* start Stored data *

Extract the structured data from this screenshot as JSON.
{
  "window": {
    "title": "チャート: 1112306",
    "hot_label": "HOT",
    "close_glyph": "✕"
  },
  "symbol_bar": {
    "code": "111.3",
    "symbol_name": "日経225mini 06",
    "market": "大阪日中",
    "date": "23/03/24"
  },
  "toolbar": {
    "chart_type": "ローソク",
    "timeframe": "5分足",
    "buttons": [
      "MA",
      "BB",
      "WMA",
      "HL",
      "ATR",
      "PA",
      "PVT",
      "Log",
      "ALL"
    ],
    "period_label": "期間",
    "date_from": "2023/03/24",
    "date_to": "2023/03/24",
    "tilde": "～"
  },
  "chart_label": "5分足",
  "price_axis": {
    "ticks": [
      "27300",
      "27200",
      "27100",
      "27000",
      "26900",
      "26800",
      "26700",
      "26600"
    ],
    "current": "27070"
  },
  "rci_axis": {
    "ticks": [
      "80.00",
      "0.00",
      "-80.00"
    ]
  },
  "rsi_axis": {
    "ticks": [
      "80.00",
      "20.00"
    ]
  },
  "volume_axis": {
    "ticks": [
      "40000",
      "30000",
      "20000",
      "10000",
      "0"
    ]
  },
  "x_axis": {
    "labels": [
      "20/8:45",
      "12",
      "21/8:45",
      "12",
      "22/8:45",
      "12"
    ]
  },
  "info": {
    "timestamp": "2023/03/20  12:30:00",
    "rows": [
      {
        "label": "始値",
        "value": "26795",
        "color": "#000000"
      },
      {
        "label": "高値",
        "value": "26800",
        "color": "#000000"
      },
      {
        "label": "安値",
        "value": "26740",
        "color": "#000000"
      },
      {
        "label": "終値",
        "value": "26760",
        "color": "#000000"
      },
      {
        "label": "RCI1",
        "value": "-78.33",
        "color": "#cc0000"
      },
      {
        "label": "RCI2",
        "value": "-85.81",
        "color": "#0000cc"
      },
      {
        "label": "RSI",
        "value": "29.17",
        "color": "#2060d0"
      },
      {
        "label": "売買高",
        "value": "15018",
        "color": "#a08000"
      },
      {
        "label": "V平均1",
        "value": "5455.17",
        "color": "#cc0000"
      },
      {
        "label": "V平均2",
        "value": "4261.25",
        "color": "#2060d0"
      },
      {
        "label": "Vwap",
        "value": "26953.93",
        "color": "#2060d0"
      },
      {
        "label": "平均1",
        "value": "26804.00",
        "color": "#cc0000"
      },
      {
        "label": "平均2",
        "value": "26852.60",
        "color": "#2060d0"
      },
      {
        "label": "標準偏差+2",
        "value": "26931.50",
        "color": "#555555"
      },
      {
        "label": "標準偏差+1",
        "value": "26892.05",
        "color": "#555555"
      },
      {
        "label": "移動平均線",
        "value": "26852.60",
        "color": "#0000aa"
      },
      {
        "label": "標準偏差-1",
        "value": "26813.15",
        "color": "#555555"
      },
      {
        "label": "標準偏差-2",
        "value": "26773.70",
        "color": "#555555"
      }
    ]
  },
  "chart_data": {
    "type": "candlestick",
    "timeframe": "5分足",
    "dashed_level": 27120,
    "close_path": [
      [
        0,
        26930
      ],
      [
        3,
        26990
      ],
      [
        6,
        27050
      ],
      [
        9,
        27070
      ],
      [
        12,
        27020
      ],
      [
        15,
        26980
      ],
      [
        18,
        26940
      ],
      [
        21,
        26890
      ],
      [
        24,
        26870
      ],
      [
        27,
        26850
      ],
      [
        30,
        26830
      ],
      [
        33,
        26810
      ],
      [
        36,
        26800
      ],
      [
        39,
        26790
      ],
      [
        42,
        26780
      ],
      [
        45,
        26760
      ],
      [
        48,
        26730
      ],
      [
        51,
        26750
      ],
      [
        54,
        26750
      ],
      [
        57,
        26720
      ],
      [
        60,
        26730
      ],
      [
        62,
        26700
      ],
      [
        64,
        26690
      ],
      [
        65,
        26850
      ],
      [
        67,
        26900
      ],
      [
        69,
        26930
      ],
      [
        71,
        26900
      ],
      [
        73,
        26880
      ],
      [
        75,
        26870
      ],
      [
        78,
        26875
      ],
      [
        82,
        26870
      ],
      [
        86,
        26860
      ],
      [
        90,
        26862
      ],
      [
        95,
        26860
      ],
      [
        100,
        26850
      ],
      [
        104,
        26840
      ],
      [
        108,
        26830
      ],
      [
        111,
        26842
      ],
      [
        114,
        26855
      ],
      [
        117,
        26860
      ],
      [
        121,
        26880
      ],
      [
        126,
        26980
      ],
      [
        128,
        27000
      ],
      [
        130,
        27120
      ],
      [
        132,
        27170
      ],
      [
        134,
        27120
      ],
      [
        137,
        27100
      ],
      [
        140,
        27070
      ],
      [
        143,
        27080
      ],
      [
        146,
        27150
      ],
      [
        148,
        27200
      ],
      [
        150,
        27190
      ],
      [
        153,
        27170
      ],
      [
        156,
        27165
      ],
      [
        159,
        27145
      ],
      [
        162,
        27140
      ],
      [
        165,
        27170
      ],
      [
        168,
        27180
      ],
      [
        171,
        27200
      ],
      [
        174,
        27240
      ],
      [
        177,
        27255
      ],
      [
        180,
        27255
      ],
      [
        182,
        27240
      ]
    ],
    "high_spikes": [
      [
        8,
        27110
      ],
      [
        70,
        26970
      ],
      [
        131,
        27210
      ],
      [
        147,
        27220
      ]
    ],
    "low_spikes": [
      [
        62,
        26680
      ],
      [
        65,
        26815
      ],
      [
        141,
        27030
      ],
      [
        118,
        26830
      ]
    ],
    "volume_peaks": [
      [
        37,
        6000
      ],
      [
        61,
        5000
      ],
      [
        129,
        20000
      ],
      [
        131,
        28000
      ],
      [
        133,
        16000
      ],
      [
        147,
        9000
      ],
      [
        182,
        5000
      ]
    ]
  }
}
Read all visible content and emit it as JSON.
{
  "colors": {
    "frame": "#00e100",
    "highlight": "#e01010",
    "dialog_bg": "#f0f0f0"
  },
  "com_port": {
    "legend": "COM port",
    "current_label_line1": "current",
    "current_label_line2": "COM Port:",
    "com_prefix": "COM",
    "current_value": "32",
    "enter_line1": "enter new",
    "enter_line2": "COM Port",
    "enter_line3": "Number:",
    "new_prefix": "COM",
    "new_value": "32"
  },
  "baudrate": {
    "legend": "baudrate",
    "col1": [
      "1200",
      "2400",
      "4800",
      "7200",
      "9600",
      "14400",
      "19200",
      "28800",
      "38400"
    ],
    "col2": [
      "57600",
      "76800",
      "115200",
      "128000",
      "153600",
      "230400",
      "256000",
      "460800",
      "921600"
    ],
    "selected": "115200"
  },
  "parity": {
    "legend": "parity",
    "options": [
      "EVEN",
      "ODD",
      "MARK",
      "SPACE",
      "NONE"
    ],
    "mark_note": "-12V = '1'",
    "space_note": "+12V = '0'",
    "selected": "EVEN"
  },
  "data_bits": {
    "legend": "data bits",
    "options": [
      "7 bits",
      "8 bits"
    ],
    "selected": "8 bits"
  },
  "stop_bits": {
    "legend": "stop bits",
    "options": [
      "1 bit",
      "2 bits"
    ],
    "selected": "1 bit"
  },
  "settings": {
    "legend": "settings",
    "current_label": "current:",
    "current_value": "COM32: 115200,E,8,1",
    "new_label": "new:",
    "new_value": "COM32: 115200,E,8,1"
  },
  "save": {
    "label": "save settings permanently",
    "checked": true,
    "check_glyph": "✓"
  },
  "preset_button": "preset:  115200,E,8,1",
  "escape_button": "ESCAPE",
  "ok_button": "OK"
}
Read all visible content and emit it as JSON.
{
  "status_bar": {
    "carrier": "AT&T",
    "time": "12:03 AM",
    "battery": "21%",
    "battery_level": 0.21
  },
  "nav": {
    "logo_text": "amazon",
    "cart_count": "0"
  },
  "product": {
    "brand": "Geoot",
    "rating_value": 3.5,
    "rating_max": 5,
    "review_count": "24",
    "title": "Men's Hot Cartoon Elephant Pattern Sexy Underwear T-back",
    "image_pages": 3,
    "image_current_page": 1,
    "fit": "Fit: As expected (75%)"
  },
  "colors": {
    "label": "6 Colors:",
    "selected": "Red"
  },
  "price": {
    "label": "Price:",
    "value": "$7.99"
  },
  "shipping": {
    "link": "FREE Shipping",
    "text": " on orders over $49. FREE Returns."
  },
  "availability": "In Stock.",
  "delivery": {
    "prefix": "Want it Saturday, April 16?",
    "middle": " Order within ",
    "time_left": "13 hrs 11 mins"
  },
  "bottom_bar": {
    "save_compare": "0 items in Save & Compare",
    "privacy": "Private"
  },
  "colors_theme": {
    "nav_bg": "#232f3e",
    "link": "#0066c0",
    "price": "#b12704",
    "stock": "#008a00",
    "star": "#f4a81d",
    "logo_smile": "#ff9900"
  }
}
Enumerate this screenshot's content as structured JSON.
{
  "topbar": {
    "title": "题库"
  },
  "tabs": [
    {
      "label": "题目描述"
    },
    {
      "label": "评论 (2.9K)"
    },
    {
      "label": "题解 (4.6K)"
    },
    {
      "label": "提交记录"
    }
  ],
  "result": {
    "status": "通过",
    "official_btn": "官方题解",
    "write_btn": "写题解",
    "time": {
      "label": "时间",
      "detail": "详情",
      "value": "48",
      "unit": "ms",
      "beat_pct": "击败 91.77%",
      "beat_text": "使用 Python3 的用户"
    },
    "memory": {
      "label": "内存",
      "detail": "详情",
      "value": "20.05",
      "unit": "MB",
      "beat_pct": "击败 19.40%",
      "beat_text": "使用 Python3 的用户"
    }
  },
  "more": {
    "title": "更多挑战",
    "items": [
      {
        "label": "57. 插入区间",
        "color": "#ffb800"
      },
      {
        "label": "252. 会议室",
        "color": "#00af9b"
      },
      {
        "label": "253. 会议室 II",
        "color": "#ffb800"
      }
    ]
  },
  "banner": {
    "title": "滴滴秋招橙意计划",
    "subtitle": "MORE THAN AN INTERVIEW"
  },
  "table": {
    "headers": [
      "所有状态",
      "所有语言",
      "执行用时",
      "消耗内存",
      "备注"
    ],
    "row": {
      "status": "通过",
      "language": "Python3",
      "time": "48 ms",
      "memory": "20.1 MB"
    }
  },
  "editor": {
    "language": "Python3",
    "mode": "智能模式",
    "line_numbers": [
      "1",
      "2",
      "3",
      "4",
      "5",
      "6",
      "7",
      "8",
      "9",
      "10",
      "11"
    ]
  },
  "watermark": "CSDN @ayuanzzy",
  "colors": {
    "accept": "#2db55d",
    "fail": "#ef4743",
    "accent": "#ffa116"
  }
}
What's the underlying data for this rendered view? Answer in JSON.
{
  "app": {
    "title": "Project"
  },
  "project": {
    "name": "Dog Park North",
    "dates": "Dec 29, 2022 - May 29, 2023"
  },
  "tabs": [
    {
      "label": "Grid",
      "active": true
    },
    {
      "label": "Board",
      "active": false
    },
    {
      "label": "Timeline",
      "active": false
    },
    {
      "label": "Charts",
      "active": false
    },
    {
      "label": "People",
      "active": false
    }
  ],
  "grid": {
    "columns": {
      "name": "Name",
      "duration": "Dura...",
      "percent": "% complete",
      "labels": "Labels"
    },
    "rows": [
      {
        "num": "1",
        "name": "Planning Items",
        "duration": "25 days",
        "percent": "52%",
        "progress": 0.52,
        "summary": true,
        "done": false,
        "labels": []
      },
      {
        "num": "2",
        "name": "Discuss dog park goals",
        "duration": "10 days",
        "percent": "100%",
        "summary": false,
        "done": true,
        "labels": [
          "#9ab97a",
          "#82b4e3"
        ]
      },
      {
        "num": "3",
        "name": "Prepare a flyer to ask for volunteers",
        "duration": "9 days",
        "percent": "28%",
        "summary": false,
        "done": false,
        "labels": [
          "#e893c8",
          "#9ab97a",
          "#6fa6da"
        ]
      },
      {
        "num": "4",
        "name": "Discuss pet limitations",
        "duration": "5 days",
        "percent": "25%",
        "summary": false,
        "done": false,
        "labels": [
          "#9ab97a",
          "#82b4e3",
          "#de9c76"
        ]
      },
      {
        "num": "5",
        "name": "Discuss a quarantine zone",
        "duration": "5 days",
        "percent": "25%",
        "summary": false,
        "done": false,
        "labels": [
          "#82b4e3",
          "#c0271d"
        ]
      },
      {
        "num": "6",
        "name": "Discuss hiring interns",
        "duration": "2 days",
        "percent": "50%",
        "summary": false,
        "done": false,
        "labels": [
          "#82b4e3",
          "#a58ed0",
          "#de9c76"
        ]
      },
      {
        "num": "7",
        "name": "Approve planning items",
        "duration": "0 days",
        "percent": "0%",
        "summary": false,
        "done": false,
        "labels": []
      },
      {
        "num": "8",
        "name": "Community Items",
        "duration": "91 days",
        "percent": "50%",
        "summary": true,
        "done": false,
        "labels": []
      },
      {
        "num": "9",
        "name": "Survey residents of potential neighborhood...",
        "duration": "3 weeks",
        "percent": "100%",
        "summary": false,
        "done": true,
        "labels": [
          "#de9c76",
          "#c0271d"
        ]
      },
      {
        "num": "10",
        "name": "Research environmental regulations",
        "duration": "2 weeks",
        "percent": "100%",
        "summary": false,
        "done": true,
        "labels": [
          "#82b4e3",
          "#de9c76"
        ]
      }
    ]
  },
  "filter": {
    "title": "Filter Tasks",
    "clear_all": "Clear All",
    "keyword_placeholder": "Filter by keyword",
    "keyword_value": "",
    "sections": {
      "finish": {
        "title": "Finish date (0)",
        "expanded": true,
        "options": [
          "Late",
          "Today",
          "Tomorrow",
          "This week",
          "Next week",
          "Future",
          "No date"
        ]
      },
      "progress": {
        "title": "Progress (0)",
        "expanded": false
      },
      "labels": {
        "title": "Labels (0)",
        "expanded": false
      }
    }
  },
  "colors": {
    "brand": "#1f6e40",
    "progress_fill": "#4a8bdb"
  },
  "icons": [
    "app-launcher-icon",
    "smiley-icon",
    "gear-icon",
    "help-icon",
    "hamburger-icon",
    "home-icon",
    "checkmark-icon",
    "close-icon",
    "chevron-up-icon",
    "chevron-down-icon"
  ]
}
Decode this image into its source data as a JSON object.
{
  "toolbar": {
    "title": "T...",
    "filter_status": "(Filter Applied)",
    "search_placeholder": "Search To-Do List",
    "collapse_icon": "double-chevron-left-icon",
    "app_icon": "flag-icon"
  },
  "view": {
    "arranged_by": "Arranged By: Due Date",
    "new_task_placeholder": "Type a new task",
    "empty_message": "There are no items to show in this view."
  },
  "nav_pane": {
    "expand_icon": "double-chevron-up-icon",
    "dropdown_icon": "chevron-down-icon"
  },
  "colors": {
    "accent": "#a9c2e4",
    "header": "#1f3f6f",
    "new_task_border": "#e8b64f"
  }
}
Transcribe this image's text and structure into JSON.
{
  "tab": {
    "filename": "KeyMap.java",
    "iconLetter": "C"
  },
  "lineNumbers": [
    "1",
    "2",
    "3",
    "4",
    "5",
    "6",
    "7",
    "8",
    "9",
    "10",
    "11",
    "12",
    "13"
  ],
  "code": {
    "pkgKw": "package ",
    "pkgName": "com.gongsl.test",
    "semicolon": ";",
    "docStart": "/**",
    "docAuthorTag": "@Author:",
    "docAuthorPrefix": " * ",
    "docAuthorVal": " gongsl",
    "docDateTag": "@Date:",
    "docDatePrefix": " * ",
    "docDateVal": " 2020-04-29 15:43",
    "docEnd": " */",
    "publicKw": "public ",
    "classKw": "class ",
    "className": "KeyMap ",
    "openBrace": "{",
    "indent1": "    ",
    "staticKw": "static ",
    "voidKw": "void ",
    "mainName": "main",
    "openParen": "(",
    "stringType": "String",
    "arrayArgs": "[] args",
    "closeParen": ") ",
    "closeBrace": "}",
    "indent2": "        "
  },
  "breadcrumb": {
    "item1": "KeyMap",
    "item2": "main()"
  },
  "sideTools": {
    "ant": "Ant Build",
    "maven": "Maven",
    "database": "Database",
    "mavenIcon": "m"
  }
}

* end Stored data *

# Stated task:
Check each line above for "screenshot" and return the ones that have it.

# Solution for this task:
Extract the structured data from this screenshot as JSON.
Enumerate this screenshot's content as structured JSON.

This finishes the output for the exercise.